Select the lines that contain "JSON" and copy each of them.

+++ Records to process

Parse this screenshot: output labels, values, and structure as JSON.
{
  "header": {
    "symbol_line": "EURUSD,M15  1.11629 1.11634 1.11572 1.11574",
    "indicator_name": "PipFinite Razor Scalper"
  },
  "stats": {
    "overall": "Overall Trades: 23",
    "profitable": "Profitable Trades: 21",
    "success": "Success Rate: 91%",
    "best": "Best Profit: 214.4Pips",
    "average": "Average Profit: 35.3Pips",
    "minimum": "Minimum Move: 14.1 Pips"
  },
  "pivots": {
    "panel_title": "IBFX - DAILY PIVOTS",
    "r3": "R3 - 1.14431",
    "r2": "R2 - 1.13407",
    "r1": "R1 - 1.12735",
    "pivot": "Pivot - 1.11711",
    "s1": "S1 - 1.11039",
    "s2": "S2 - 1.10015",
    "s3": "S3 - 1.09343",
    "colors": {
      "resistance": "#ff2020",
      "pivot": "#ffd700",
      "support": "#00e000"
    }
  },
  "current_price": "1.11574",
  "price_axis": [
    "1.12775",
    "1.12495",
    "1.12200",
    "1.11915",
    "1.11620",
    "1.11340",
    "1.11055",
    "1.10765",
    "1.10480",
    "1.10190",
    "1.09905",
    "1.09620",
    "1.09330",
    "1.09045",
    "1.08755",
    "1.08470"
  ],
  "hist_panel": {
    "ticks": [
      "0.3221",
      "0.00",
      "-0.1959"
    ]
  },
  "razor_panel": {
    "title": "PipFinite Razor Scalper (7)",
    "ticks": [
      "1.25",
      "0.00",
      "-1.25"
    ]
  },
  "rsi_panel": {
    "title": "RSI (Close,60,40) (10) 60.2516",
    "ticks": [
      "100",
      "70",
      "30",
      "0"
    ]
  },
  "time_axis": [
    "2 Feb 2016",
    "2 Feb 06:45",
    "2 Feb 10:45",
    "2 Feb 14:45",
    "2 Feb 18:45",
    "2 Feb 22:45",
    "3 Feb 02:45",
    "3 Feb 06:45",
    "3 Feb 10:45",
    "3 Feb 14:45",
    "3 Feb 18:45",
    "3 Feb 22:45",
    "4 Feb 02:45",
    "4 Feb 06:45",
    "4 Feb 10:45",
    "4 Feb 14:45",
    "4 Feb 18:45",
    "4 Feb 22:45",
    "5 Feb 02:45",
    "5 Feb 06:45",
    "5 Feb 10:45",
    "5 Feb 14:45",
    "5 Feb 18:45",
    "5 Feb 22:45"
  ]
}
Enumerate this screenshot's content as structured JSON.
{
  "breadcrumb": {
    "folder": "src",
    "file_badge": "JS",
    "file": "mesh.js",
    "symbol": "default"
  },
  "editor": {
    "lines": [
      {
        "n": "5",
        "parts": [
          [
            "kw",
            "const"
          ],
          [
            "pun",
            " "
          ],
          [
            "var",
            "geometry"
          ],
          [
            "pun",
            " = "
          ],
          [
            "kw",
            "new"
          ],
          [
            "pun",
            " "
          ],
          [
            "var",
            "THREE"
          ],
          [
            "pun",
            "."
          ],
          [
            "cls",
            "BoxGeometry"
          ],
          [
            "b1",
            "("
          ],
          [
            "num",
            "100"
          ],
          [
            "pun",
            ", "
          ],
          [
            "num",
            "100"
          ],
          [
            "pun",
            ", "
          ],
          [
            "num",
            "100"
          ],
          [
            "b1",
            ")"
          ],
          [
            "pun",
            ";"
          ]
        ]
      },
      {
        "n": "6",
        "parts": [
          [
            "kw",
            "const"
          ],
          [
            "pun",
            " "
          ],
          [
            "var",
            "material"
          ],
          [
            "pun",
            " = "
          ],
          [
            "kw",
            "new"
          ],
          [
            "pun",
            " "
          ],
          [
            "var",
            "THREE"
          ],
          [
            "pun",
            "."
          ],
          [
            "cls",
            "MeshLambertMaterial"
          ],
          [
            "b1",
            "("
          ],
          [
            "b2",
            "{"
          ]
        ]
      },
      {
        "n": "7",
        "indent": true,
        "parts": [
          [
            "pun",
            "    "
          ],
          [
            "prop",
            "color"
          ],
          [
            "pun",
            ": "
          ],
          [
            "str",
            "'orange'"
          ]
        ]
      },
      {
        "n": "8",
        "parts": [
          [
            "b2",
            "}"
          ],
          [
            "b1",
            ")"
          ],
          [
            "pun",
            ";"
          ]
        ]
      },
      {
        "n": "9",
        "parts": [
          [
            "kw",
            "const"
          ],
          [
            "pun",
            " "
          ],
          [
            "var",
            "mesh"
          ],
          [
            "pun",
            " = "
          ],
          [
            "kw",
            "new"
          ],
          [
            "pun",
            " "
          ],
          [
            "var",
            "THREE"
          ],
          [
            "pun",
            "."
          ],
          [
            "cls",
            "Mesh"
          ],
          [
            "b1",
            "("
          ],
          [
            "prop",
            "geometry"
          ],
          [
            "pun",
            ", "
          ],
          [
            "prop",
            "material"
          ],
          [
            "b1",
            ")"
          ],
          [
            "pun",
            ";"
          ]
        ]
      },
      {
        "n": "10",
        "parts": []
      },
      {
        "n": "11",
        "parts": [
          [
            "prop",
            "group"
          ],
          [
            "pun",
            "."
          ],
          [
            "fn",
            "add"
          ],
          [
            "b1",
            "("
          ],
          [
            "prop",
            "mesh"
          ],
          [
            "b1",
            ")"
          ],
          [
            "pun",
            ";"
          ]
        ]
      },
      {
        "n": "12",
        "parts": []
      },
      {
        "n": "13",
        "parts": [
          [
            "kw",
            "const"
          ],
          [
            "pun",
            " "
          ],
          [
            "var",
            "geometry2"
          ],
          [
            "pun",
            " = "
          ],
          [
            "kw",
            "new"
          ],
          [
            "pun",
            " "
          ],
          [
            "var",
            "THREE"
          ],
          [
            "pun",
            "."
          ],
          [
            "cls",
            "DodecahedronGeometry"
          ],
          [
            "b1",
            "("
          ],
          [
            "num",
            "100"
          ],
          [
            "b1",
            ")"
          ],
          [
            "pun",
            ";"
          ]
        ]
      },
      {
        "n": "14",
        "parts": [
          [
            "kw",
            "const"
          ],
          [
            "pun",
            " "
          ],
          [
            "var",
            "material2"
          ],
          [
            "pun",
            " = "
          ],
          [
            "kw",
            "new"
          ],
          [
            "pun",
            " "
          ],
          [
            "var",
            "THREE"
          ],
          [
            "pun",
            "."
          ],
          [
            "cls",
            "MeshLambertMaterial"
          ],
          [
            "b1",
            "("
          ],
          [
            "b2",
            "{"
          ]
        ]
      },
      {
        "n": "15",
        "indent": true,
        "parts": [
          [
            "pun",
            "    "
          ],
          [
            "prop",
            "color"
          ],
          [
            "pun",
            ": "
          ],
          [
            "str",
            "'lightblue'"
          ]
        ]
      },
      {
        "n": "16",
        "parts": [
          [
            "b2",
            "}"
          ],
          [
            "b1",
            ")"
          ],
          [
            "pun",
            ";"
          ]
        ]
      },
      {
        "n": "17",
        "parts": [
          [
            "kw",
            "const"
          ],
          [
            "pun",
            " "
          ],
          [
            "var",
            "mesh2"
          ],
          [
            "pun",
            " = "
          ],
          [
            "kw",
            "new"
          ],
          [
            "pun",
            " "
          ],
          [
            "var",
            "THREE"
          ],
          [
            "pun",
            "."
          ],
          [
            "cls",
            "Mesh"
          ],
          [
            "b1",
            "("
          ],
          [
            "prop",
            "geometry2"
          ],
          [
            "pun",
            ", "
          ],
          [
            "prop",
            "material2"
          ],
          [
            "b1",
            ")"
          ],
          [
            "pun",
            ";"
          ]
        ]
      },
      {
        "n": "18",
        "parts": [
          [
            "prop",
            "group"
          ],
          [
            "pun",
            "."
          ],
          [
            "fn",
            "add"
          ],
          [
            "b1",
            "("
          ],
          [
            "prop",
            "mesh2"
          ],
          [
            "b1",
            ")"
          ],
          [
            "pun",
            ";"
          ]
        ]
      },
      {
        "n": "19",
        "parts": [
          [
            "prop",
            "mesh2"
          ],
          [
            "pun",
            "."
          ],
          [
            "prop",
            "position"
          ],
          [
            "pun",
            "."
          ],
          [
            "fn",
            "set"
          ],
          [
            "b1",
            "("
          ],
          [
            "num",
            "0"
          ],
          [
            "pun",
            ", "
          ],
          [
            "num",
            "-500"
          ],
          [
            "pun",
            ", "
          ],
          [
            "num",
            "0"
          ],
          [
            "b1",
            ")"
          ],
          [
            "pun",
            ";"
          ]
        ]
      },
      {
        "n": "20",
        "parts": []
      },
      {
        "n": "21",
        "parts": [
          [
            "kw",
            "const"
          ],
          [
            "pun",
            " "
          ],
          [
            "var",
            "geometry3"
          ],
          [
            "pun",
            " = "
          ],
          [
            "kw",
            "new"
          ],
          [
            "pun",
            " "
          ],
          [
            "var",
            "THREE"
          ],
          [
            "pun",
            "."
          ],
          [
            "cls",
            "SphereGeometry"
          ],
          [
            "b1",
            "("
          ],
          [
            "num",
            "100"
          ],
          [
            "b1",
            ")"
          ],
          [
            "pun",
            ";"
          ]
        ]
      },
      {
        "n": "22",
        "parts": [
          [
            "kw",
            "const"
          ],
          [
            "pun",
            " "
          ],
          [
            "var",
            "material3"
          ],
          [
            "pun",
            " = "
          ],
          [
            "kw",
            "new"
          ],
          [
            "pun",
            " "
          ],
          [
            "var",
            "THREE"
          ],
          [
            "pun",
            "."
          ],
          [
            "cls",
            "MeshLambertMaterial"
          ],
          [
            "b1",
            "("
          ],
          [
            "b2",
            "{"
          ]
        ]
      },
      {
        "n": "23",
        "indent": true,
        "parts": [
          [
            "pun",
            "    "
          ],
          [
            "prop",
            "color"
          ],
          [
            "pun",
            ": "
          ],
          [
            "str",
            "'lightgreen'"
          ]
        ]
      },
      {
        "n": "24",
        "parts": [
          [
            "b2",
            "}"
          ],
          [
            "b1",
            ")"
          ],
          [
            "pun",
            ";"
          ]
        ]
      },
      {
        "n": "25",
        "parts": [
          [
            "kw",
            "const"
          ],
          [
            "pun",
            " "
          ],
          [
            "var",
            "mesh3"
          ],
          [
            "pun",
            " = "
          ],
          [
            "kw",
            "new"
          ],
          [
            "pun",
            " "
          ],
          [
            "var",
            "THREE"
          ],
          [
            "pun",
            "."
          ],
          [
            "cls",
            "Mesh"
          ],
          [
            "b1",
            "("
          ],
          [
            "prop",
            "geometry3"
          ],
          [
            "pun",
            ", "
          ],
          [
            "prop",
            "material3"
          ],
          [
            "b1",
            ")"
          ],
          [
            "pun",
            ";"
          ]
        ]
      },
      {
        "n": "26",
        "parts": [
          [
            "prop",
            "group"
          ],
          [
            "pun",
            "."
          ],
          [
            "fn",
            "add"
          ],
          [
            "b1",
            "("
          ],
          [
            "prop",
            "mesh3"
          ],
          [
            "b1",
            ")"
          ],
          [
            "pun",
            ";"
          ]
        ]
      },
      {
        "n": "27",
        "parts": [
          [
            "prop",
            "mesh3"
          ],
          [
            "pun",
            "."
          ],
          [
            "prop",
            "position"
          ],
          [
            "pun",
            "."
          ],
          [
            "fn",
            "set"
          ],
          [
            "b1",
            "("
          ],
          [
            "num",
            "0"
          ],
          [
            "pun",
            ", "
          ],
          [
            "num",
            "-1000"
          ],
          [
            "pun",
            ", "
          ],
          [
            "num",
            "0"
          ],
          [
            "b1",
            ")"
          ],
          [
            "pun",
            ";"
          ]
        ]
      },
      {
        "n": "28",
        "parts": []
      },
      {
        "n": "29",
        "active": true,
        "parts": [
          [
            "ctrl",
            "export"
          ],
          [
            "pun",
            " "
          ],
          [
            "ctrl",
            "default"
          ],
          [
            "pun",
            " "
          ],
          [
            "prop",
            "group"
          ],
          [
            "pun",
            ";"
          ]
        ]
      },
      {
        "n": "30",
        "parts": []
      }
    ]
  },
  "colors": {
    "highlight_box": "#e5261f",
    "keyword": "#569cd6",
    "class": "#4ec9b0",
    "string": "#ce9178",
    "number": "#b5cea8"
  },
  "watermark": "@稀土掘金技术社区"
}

++++++

**Result**
Parse this screenshot: output labels, values, and structure as JSON.
Enumerate this screenshot's content as structured JSON.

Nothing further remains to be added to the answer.